§ Challenge
Every record should be copied exactly, except that pictures are to be omitted.

►

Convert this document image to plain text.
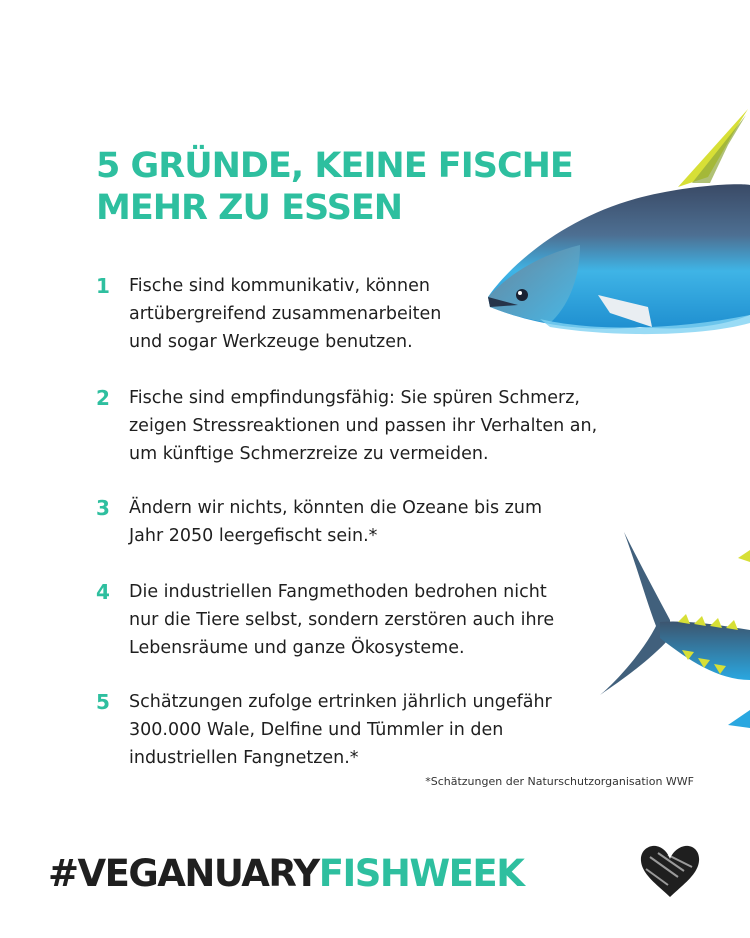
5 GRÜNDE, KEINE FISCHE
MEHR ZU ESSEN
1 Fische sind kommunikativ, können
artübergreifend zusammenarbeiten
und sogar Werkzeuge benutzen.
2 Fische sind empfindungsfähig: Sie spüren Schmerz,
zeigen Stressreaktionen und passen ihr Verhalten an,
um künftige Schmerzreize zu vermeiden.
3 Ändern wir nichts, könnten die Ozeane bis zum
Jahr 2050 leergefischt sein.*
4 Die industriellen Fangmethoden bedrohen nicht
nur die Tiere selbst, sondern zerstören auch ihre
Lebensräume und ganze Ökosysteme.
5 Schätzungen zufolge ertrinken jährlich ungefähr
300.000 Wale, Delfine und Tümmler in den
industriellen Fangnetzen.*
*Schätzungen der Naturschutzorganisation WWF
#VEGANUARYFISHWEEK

◄

§ The result
Convert this document image to plain text.
5 GRÜNDE, KEINE FISCHE
MEHR ZU ESSEN
1 Fische sind kommunikativ, können
artübergreifend zusammenarbeiten
und sogar Werkzeuge benutzen.
2 Fische sind empfindungsfähig: Sie spüren Schmerz,
zeigen Stressreaktionen und passen ihr Verhalten an,
um künftige Schmerzreize zu vermeiden.
3 Ändern wir nichts, könnten die Ozeane bis zum
Jahr 2050 leergefischt sein.*
4 Die industriellen Fangmethoden bedrohen nicht
nur die Tiere selbst, sondern zerstören auch ihre
Lebensräume und ganze Ökosysteme.
5 Schätzungen zufolge ertrinken jährlich ungefähr
300.000 Wale, Delfine und Tümmler in den
industriellen Fangnetzen.*
*Schätzungen der Naturschutzorganisation WWF
#VEGANUARYFISHWEEK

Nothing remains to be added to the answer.